- _Problem description_: Leave out the pictures; transcribe all else exactly.

- _Raw data_:
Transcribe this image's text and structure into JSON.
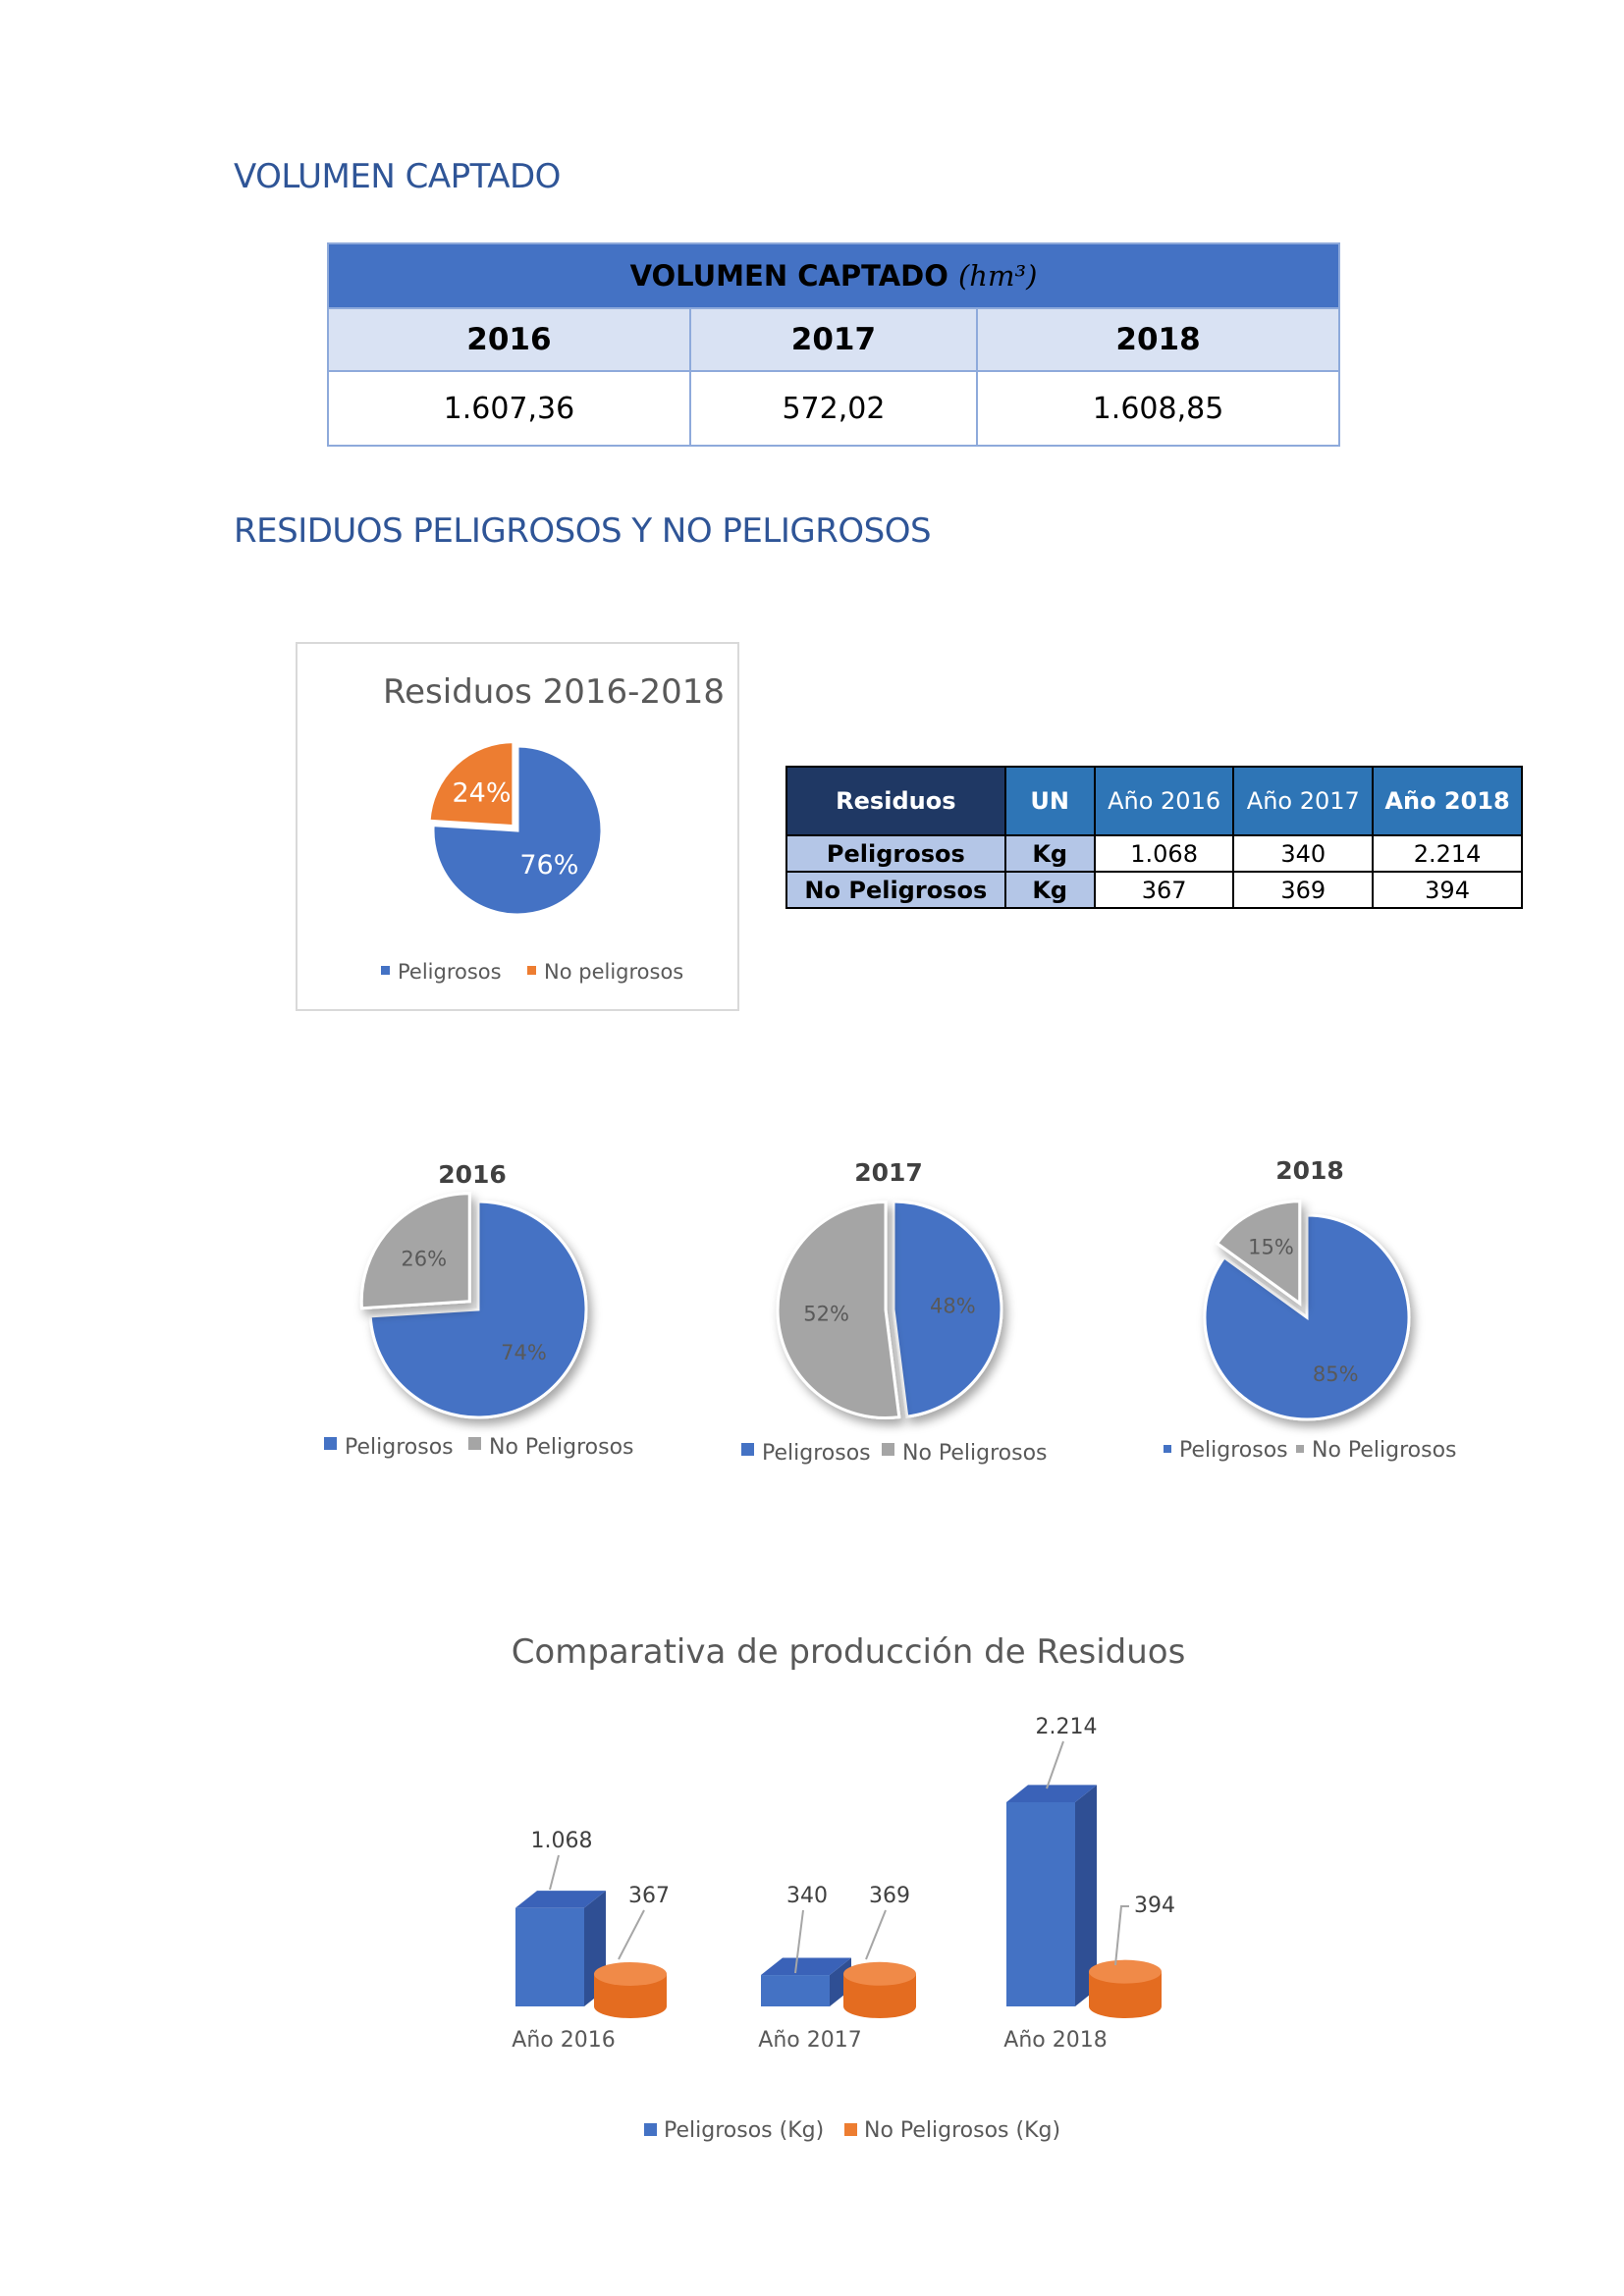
{
  "section1": {
    "heading": "VOLUMEN CAPTADO",
    "table": {
      "title": "VOLUMEN CAPTADO",
      "unit": "(hm³)",
      "years": [
        "2016",
        "2017",
        "2018"
      ],
      "values": [
        "1.607,36",
        "572,02",
        "1.608,85"
      ]
    }
  },
  "section2": {
    "heading": "RESIDUOS PELIGROSOS Y NO PELIGROSOS",
    "table": {
      "headers": [
        "Residuos",
        "UN",
        "Año 2016",
        "Año 2017",
        "Año 2018"
      ],
      "rows": [
        {
          "label": "Peligrosos",
          "unit": "Kg",
          "v2016": "1.068",
          "v2017": "340",
          "v2018": "2.214"
        },
        {
          "label": "No Peligrosos",
          "unit": "Kg",
          "v2016": "367",
          "v2017": "369",
          "v2018": "394"
        }
      ]
    }
  },
  "colors": {
    "heading_blue": "#2f5597",
    "peligrosos": "#4472c4",
    "no_peligrosos_orange": "#ed7d31",
    "no_peligrosos_gray": "#a5a5a5"
  },
  "chart_data": [
    {
      "type": "pie",
      "title": "Residuos 2016-2018",
      "labels": [
        "Peligrosos",
        "No peligrosos"
      ],
      "values": [
        76,
        24
      ],
      "data_labels": [
        "76%",
        "24%"
      ],
      "legend": [
        "Peligrosos",
        "No peligrosos"
      ],
      "legend_position": "bottom"
    },
    {
      "type": "pie",
      "title": "2016",
      "labels": [
        "Peligrosos",
        "No Peligrosos"
      ],
      "values": [
        74,
        26
      ],
      "data_labels": [
        "74%",
        "26%"
      ],
      "legend": [
        "Peligrosos",
        "No Peligrosos"
      ],
      "legend_position": "bottom"
    },
    {
      "type": "pie",
      "title": "2017",
      "labels": [
        "Peligrosos",
        "No Peligrosos"
      ],
      "values": [
        48,
        52
      ],
      "data_labels": [
        "48%",
        "52%"
      ],
      "legend": [
        "Peligrosos",
        "No Peligrosos"
      ],
      "legend_position": "bottom"
    },
    {
      "type": "pie",
      "title": "2018",
      "labels": [
        "Peligrosos",
        "No Peligrosos"
      ],
      "values": [
        85,
        15
      ],
      "data_labels": [
        "85%",
        "15%"
      ],
      "legend": [
        "Peligrosos",
        "No Peligrosos"
      ],
      "legend_position": "bottom"
    },
    {
      "type": "bar",
      "title": "Comparativa de producción de Residuos",
      "categories": [
        "Año 2016",
        "Año 2017",
        "Año 2018"
      ],
      "series": [
        {
          "name": "Peligrosos (Kg)",
          "values": [
            1068,
            340,
            2214
          ],
          "labels": [
            "1.068",
            "340",
            "2.214"
          ]
        },
        {
          "name": "No Peligrosos (Kg)",
          "values": [
            367,
            369,
            394
          ],
          "labels": [
            "367",
            "369",
            "394"
          ]
        }
      ],
      "legend_position": "bottom",
      "grid": false
    }
  ]
}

- _Task response_:
Transcribe this image's text and structure into JSON.
{
  "section1": {
    "heading": "VOLUMEN CAPTADO",
    "table": {
      "title": "VOLUMEN CAPTADO",
      "unit": "(hm³)",
      "years": [
        "2016",
        "2017",
        "2018"
      ],
      "values": [
        "1.607,36",
        "572,02",
        "1.608,85"
      ]
    }
  },
  "section2": {
    "heading": "RESIDUOS PELIGROSOS Y NO PELIGROSOS",
    "table": {
      "headers": [
        "Residuos",
        "UN",
        "Año 2016",
        "Año 2017",
        "Año 2018"
      ],
      "rows": [
        {
          "label": "Peligrosos",
          "unit": "Kg",
          "v2016": "1.068",
          "v2017": "340",
          "v2018": "2.214"
        },
        {
          "label": "No Peligrosos",
          "unit": "Kg",
          "v2016": "367",
          "v2017": "369",
          "v2018": "394"
        }
      ]
    }
  },
  "colors": {
    "heading_blue": "#2f5597",
    "peligrosos": "#4472c4",
    "no_peligrosos_orange": "#ed7d31",
    "no_peligrosos_gray": "#a5a5a5"
  },
  "chart_data": [
    {
      "type": "pie",
      "title": "Residuos 2016-2018",
      "labels": [
        "Peligrosos",
        "No peligrosos"
      ],
      "values": [
        76,
        24
      ],
      "data_labels": [
        "76%",
        "24%"
      ],
      "legend": [
        "Peligrosos",
        "No peligrosos"
      ],
      "legend_position": "bottom"
    },
    {
      "type": "pie",
      "title": "2016",
      "labels": [
        "Peligrosos",
        "No Peligrosos"
      ],
      "values": [
        74,
        26
      ],
      "data_labels": [
        "74%",
        "26%"
      ],
      "legend": [
        "Peligrosos",
        "No Peligrosos"
      ],
      "legend_position": "bottom"
    },
    {
      "type": "pie",
      "title": "2017",
      "labels": [
        "Peligrosos",
        "No Peligrosos"
      ],
      "values": [
        48,
        52
      ],
      "data_labels": [
        "48%",
        "52%"
      ],
      "legend": [
        "Peligrosos",
        "No Peligrosos"
      ],
      "legend_position": "bottom"
    },
    {
      "type": "pie",
      "title": "2018",
      "labels": [
        "Peligrosos",
        "No Peligrosos"
      ],
      "values": [
        85,
        15
      ],
      "data_labels": [
        "85%",
        "15%"
      ],
      "legend": [
        "Peligrosos",
        "No Peligrosos"
      ],
      "legend_position": "bottom"
    },
    {
      "type": "bar",
      "title": "Comparativa de producción de Residuos",
      "categories": [
        "Año 2016",
        "Año 2017",
        "Año 2018"
      ],
      "series": [
        {
          "name": "Peligrosos (Kg)",
          "values": [
            1068,
            340,
            2214
          ],
          "labels": [
            "1.068",
            "340",
            "2.214"
          ]
        },
        {
          "name": "No Peligrosos (Kg)",
          "values": [
            367,
            369,
            394
          ],
          "labels": [
            "367",
            "369",
            "394"
          ]
        }
      ],
      "legend_position": "bottom",
      "grid": false
    }
  ]
}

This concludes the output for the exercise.